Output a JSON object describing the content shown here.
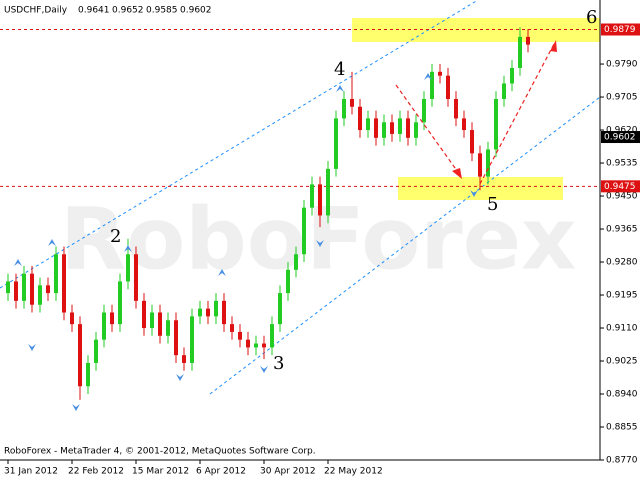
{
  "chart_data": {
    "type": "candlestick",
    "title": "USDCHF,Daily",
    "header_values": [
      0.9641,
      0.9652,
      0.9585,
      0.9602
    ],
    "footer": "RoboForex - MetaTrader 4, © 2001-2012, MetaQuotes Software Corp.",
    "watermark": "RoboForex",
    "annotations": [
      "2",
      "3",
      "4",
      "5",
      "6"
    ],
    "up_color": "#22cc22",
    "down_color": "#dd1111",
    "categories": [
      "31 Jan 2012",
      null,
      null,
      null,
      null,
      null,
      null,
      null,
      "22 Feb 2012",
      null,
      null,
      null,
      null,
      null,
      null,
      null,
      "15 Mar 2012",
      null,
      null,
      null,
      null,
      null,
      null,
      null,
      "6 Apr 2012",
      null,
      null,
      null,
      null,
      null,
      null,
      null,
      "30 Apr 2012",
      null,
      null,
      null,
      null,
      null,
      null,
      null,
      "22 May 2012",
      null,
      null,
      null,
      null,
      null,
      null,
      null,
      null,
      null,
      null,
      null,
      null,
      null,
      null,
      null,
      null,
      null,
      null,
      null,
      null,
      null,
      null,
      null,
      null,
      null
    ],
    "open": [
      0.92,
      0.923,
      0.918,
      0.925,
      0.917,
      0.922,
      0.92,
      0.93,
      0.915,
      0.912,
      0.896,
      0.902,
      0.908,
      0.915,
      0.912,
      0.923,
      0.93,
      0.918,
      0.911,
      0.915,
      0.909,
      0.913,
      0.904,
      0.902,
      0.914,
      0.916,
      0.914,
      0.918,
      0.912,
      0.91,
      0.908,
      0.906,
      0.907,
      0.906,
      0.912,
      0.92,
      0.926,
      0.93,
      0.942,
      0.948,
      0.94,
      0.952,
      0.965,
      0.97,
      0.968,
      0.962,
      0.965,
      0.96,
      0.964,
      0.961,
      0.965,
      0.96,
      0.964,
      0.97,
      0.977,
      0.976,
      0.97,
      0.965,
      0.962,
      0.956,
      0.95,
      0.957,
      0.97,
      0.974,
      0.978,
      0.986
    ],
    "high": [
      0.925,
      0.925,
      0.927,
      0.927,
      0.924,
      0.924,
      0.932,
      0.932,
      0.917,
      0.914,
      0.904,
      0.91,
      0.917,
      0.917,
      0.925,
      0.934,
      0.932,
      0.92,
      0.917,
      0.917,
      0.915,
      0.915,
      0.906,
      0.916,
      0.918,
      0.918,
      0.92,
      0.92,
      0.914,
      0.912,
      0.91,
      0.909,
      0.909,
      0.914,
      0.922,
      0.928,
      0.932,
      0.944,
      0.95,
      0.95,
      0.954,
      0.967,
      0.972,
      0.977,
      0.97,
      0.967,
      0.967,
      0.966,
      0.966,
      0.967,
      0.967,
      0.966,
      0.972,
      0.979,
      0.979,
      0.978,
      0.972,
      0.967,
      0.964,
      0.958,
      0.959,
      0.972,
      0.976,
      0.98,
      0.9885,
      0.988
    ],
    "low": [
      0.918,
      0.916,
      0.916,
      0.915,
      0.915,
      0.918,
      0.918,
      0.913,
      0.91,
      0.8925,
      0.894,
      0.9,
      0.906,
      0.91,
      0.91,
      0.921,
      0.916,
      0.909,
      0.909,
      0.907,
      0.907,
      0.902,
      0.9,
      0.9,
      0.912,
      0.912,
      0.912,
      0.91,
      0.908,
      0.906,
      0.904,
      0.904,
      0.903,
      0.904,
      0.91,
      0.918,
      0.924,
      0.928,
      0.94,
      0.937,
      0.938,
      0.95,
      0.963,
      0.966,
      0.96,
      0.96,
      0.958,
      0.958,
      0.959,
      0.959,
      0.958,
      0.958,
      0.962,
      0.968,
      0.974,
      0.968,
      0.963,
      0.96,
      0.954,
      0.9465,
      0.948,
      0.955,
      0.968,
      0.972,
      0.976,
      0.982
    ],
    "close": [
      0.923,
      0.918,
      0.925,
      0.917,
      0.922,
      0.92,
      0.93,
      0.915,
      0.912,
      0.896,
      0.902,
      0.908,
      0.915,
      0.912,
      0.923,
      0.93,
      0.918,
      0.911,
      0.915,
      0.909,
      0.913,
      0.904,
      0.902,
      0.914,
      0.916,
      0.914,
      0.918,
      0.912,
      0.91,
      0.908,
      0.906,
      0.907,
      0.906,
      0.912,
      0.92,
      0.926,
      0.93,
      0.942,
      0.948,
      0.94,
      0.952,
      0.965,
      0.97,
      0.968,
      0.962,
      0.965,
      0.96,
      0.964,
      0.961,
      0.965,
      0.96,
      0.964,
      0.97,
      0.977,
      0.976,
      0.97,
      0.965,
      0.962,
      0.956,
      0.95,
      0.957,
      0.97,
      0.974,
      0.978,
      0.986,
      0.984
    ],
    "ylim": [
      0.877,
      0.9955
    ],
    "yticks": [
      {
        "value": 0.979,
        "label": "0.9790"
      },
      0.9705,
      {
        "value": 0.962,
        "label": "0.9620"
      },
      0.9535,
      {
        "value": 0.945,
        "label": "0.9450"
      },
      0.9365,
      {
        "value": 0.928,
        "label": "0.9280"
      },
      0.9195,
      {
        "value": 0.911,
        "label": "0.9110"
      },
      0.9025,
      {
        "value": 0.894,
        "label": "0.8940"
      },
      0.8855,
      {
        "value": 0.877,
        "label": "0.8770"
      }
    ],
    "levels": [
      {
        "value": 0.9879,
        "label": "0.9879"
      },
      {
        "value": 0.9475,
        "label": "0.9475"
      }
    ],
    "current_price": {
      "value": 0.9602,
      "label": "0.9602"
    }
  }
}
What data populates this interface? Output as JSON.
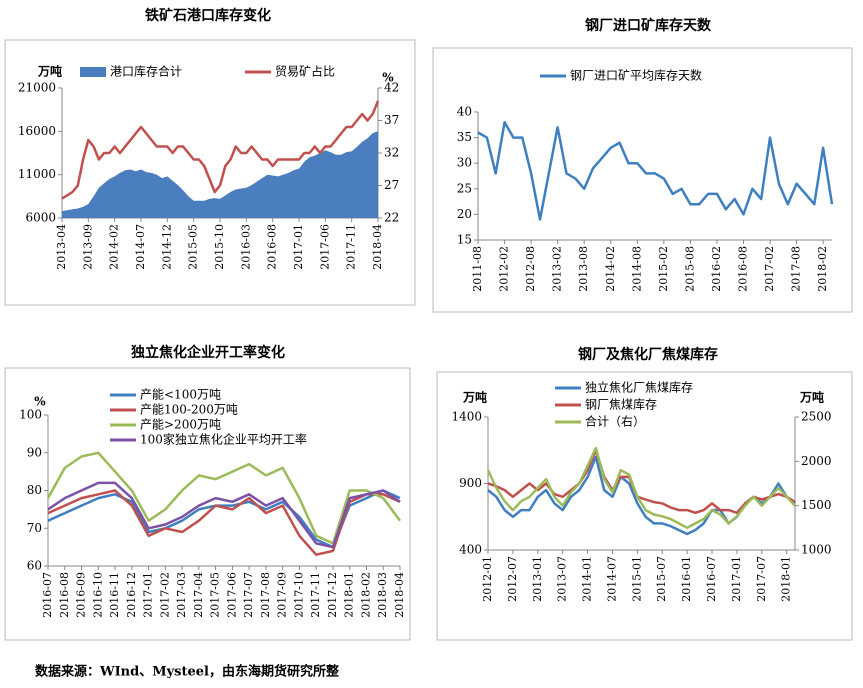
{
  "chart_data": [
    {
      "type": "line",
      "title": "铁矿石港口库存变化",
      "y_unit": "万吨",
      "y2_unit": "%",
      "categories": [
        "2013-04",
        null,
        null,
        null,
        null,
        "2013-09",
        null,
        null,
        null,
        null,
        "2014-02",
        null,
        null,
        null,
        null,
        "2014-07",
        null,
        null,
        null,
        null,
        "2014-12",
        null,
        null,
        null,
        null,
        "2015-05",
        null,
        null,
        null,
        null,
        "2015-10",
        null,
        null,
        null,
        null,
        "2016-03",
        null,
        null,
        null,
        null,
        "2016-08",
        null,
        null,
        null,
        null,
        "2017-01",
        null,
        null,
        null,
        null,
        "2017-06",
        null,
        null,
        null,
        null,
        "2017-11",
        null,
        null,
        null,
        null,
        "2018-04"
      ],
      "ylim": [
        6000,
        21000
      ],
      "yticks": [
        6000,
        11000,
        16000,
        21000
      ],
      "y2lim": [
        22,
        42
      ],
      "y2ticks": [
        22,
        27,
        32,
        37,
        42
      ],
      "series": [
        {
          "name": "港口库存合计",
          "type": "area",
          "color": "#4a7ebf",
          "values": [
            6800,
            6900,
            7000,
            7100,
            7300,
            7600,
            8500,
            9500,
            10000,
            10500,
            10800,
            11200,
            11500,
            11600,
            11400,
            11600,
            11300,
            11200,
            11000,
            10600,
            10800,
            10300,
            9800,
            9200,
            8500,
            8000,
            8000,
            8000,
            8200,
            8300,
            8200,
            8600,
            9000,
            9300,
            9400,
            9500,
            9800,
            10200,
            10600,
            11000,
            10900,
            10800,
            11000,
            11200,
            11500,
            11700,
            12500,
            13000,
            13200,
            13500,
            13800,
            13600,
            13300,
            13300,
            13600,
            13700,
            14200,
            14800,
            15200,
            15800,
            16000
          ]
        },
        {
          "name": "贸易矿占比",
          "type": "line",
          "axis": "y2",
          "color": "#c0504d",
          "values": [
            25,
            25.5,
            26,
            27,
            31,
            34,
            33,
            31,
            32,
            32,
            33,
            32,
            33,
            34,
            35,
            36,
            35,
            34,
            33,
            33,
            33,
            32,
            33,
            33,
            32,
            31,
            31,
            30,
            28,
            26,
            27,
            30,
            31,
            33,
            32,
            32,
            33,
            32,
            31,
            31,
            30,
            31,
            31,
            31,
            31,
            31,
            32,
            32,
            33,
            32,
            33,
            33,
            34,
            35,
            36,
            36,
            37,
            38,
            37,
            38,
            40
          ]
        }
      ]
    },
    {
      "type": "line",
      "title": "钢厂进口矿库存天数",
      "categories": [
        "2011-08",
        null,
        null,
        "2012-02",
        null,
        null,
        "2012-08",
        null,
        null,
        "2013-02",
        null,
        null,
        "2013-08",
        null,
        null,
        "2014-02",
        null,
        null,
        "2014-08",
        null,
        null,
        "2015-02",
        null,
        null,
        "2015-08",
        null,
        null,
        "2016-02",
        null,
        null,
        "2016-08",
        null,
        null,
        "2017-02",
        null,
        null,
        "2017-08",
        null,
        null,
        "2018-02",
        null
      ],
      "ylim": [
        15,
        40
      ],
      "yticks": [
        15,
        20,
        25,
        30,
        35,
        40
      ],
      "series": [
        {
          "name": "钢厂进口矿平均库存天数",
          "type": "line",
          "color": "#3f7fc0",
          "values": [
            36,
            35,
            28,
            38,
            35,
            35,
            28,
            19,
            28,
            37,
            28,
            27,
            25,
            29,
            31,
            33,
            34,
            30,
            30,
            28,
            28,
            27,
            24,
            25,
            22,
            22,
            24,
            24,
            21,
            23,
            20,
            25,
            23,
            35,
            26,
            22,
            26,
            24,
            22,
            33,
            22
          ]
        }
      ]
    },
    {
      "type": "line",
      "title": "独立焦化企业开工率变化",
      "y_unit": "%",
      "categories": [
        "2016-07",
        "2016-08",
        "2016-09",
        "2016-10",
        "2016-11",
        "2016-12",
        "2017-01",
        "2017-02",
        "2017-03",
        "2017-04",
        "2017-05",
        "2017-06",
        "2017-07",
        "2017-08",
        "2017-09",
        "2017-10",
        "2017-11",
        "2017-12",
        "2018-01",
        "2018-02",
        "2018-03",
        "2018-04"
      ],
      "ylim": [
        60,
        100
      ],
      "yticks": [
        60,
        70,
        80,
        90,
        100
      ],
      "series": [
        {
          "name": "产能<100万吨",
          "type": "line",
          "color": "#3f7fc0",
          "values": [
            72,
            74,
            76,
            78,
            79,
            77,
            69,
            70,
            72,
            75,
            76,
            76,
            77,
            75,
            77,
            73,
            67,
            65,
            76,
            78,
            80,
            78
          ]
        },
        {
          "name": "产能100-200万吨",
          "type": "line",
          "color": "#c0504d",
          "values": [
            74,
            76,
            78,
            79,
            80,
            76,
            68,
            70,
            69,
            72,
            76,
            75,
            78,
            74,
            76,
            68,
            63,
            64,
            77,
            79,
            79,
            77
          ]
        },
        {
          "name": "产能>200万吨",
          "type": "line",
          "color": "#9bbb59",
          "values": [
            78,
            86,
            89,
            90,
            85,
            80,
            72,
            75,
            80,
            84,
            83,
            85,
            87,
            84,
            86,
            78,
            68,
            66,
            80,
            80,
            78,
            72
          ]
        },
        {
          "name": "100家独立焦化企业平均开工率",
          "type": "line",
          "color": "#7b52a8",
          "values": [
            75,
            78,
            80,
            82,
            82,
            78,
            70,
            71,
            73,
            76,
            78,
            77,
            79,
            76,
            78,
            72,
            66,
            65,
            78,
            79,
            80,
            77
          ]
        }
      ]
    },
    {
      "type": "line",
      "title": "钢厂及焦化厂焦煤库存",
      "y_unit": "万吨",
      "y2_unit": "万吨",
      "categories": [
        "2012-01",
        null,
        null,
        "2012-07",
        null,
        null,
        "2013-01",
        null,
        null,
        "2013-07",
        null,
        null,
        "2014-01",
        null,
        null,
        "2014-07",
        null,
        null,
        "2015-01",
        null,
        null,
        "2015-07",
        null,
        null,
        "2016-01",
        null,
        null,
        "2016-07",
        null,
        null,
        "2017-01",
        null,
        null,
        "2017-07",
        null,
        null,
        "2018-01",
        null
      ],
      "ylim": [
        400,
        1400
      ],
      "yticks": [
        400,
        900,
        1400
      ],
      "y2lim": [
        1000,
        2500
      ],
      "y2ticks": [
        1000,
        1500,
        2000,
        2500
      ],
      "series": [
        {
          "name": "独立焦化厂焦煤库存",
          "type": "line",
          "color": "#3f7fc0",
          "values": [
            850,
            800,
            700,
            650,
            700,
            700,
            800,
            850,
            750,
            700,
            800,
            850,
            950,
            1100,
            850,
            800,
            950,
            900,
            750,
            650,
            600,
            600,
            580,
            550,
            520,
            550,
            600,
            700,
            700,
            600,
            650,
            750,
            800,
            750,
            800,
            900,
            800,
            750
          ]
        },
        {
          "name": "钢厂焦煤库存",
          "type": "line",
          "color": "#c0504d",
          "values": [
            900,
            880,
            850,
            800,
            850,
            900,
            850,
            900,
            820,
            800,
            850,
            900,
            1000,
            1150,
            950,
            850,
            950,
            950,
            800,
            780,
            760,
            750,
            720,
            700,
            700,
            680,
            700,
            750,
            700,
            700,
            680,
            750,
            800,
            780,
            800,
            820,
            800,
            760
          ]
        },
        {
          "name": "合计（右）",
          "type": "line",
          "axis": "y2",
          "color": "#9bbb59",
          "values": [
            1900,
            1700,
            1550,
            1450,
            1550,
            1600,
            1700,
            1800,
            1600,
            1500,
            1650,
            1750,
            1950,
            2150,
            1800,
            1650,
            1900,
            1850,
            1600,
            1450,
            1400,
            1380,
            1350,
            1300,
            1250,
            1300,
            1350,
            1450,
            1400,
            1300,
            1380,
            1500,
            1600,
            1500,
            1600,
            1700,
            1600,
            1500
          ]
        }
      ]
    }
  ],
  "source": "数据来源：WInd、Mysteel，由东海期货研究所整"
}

* * * * *

▶ REQUIRED WORK
Collect every line above that contains the word "name".

▶ OUTPUT OF THE EXERCISE
          "name": "港口库存合计",
          "name": "贸易矿占比",
          "name": "钢厂进口矿平均库存天数",
          "name": "产能<100万吨",
          "name": "产能100-200万吨",
          "name": "产能>200万吨",
          "name": "100家独立焦化企业平均开工率",
          "name": "独立焦化厂焦煤库存",
          "name": "钢厂焦煤库存",
          "name": "合计（右）",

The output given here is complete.